### DIRECTIONS FOR THIS TASK
From the entries below, copy every line that holds the word "Commit".

Stored dataset items:
— Begin —
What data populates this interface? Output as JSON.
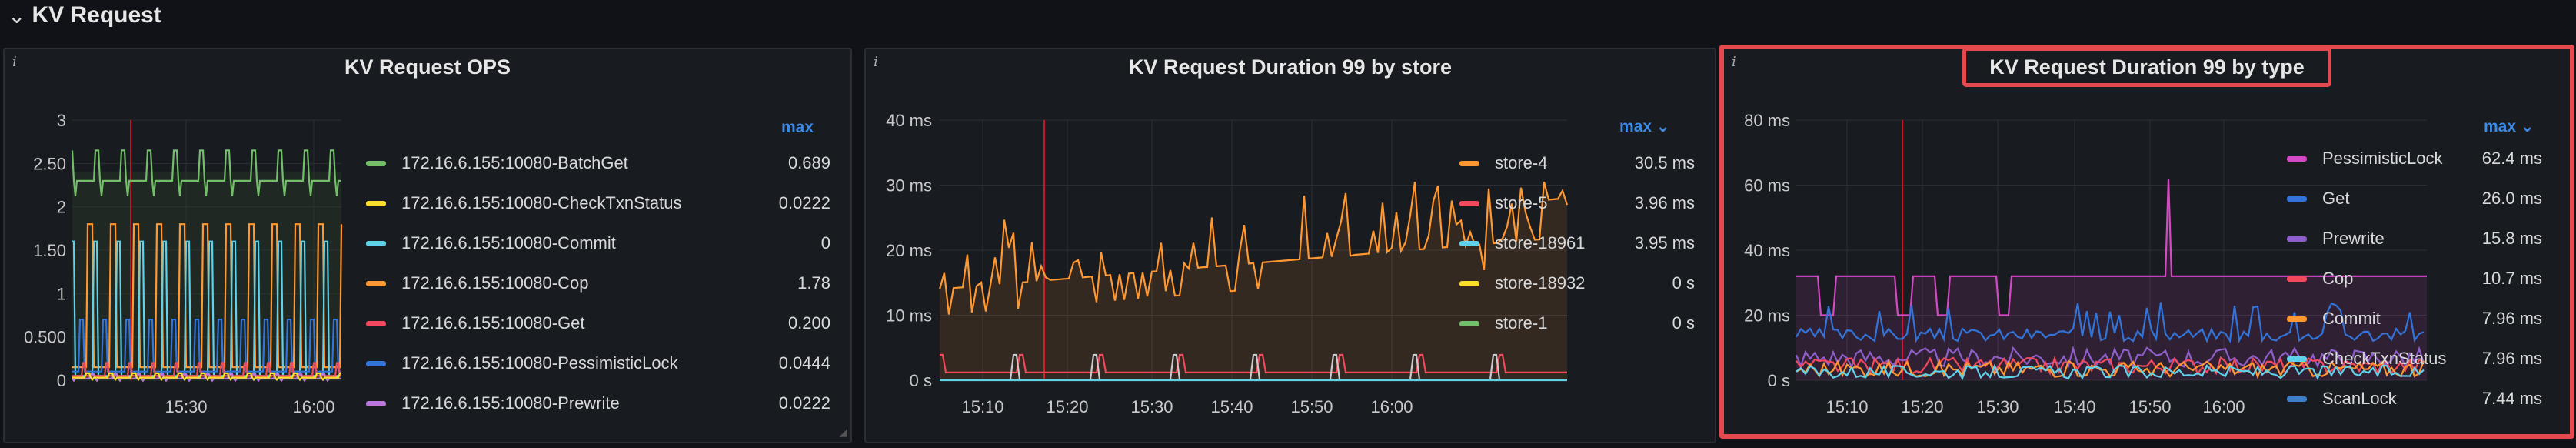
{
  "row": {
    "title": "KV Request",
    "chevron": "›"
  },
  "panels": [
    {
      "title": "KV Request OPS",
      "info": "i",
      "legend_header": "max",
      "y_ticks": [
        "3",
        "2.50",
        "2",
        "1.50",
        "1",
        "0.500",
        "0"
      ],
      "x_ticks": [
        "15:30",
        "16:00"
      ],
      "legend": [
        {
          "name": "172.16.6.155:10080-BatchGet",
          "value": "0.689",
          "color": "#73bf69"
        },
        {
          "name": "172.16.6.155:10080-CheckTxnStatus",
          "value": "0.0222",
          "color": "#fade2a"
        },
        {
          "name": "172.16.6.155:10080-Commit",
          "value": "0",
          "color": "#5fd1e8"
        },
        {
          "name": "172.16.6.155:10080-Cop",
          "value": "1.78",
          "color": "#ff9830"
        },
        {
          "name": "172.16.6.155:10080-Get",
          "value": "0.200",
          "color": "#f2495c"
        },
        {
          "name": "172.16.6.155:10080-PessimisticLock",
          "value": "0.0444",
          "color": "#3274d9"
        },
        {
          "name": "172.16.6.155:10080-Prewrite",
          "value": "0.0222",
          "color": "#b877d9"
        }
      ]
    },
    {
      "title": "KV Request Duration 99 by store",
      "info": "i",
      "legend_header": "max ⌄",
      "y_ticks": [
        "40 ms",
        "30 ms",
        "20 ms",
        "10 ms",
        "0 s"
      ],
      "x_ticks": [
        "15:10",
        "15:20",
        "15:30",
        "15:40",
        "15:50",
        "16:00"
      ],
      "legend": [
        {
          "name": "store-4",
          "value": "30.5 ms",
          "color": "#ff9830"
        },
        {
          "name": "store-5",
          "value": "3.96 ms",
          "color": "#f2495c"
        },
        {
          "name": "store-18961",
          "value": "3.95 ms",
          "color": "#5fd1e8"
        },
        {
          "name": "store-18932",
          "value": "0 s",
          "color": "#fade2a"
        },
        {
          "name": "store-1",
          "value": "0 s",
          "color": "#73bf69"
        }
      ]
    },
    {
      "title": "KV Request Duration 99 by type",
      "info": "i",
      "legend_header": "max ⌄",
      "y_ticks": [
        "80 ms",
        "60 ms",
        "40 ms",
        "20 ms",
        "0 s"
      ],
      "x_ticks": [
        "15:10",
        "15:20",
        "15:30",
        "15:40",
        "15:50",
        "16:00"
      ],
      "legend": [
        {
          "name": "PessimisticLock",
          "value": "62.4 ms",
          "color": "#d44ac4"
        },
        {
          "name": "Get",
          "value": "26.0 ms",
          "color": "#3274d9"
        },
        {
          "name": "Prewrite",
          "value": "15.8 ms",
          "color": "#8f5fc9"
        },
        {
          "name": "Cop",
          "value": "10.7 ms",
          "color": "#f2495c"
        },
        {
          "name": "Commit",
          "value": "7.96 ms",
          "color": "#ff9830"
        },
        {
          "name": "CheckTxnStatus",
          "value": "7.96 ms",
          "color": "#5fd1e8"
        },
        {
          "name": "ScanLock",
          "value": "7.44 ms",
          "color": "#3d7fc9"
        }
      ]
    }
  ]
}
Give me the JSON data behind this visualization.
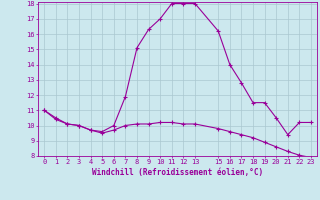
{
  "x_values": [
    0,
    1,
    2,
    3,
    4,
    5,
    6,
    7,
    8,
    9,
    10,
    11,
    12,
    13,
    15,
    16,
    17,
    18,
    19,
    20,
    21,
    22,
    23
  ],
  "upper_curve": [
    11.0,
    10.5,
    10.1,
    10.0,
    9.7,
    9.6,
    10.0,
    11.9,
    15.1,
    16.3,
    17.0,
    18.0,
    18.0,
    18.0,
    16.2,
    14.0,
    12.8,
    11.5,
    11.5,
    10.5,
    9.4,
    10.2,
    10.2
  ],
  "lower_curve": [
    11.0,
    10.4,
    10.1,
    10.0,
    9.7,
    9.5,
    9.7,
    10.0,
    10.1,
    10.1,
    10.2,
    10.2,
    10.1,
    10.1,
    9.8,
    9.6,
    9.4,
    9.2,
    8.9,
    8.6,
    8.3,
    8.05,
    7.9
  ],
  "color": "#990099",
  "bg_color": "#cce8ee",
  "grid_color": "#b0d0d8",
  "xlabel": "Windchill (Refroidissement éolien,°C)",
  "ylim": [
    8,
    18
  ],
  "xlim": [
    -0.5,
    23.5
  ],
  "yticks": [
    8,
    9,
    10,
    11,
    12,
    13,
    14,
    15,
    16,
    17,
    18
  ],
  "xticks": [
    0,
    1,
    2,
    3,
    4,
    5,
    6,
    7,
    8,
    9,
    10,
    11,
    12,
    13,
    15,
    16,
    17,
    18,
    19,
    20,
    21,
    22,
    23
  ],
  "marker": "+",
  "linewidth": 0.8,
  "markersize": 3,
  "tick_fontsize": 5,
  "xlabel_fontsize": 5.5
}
— End —
### ANSWER TO THE PROBLEM
          "name": "172.16.6.155:10080-Commit",
          "name": "Commit",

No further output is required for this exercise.